▶ [GOAL]:
Can you retype every record below exactly as written?
........
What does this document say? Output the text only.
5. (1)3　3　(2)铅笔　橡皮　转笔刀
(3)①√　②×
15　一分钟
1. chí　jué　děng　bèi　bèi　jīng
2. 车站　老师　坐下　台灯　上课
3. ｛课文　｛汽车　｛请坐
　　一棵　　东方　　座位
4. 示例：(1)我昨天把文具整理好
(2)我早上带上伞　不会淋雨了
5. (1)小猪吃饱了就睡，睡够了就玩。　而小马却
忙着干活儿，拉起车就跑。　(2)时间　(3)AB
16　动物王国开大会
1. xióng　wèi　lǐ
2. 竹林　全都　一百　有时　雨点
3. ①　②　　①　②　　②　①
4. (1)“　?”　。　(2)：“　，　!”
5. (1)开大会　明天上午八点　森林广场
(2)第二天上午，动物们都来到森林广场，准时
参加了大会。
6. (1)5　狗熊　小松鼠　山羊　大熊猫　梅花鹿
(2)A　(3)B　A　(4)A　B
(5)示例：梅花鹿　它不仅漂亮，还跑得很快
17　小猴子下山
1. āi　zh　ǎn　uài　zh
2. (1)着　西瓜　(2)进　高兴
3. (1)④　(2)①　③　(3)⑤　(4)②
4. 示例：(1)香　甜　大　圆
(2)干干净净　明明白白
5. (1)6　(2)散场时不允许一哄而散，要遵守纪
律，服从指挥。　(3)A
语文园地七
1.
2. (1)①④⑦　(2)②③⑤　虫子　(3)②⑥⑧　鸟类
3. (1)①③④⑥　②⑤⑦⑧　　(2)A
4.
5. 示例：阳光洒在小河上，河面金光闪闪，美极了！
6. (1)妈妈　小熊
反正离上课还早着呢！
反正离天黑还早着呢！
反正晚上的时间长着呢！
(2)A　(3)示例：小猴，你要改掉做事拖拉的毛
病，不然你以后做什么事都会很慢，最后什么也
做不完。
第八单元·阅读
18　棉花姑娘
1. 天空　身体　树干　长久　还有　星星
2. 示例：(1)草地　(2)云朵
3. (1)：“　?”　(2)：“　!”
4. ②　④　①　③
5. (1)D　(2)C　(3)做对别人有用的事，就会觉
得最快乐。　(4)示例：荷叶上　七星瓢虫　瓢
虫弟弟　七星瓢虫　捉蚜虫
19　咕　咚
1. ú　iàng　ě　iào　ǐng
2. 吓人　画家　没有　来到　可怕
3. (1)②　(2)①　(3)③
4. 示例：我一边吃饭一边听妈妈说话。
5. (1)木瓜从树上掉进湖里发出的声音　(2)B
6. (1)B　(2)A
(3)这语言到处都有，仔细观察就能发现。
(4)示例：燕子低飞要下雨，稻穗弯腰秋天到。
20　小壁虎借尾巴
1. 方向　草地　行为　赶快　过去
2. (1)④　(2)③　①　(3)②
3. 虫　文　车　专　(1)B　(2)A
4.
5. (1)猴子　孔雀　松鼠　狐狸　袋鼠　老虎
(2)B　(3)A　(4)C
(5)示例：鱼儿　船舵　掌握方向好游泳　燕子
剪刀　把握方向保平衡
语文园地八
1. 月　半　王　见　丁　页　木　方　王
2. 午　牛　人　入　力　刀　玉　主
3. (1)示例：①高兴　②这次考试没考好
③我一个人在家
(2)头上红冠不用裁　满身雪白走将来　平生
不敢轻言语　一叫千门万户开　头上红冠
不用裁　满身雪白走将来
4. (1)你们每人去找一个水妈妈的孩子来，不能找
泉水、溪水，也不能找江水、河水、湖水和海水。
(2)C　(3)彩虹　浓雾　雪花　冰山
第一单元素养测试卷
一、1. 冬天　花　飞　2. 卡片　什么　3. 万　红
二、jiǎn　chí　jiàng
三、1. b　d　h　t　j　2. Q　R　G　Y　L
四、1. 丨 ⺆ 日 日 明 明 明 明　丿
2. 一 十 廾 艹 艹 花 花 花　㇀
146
........
▶ [THE REPLY]:
What does this document say? Output the text only.
5. (1)3　3　(2)铅笔　橡皮　转笔刀
(3)①√　②×
15　一分钟
1. chí　jué　děng　bèi　bèi　jīng
2. 车站　老师　坐下　台灯　上课
3. ｛课文　｛汽车　｛请坐
　　一棵　　东方　　座位
4. 示例：(1)我昨天把文具整理好
(2)我早上带上伞　不会淋雨了
5. (1)小猪吃饱了就睡，睡够了就玩。　而小马却
忙着干活儿，拉起车就跑。　(2)时间　(3)AB
16　动物王国开大会
1. xióng　wèi　lǐ
2. 竹林　全都　一百　有时　雨点
3. ①　②　　①　②　　②　①
4. (1)“　?”　。　(2)：“　，　!”
5. (1)开大会　明天上午八点　森林广场
(2)第二天上午，动物们都来到森林广场，准时
参加了大会。
6. (1)5　狗熊　小松鼠　山羊　大熊猫　梅花鹿
(2)A　(3)B　A　(4)A　B
(5)示例：梅花鹿　它不仅漂亮，还跑得很快
17　小猴子下山
1. āi　zh　ǎn　uài　zh
2. (1)着　西瓜　(2)进　高兴
3. (1)④　(2)①　③　(3)⑤　(4)②
4. 示例：(1)香　甜　大　圆
(2)干干净净　明明白白
5. (1)6　(2)散场时不允许一哄而散，要遵守纪
律，服从指挥。　(3)A
语文园地七
1.
2. (1)①④⑦　(2)②③⑤　虫子　(3)②⑥⑧　鸟类
3. (1)①③④⑥　②⑤⑦⑧　　(2)A
4.
5. 示例：阳光洒在小河上，河面金光闪闪，美极了！
6. (1)妈妈　小熊
反正离上课还早着呢！
反正离天黑还早着呢！
反正晚上的时间长着呢！
(2)A　(3)示例：小猴，你要改掉做事拖拉的毛
病，不然你以后做什么事都会很慢，最后什么也
做不完。
第八单元·阅读
18　棉花姑娘
1. 天空　身体　树干　长久　还有　星星
2. 示例：(1)草地　(2)云朵
3. (1)：“　?”　(2)：“　!”
4. ②　④　①　③
5. (1)D　(2)C　(3)做对别人有用的事，就会觉
得最快乐。　(4)示例：荷叶上　七星瓢虫　瓢
虫弟弟　七星瓢虫　捉蚜虫
19　咕　咚
1. ú　iàng　ě　iào　ǐng
2. 吓人　画家　没有　来到　可怕
3. (1)②　(2)①　(3)③
4. 示例：我一边吃饭一边听妈妈说话。
5. (1)木瓜从树上掉进湖里发出的声音　(2)B
6. (1)B　(2)A
(3)这语言到处都有，仔细观察就能发现。
(4)示例：燕子低飞要下雨，稻穗弯腰秋天到。
20　小壁虎借尾巴
1. 方向　草地　行为　赶快　过去
2. (1)④　(2)③　①　(3)②
3. 虫　文　车　专　(1)B　(2)A
4.
5. (1)猴子　孔雀　松鼠　狐狸　袋鼠　老虎
(2)B　(3)A　(4)C
(5)示例：鱼儿　船舵　掌握方向好游泳　燕子
剪刀　把握方向保平衡
语文园地八
1. 月　半　王　见　丁　页　木　方　王
2. 午　牛　人　入　力　刀　玉　主
3. (1)示例：①高兴　②这次考试没考好
③我一个人在家
(2)头上红冠不用裁　满身雪白走将来　平生
不敢轻言语　一叫千门万户开　头上红冠
不用裁　满身雪白走将来
4. (1)你们每人去找一个水妈妈的孩子来，不能找
泉水、溪水，也不能找江水、河水、湖水和海水。
(2)C　(3)彩虹　浓雾　雪花　冰山
第一单元素养测试卷
一、1. 冬天　花　飞　2. 卡片　什么　3. 万　红
二、jiǎn　chí　jiàng
三、1. b　d　h　t　j　2. Q　R　G　Y　L
四、1. 丨 ⺆ 日 日 明 明 明 明　丿
2. 一 十 廾 艹 艹 花 花 花　㇀
146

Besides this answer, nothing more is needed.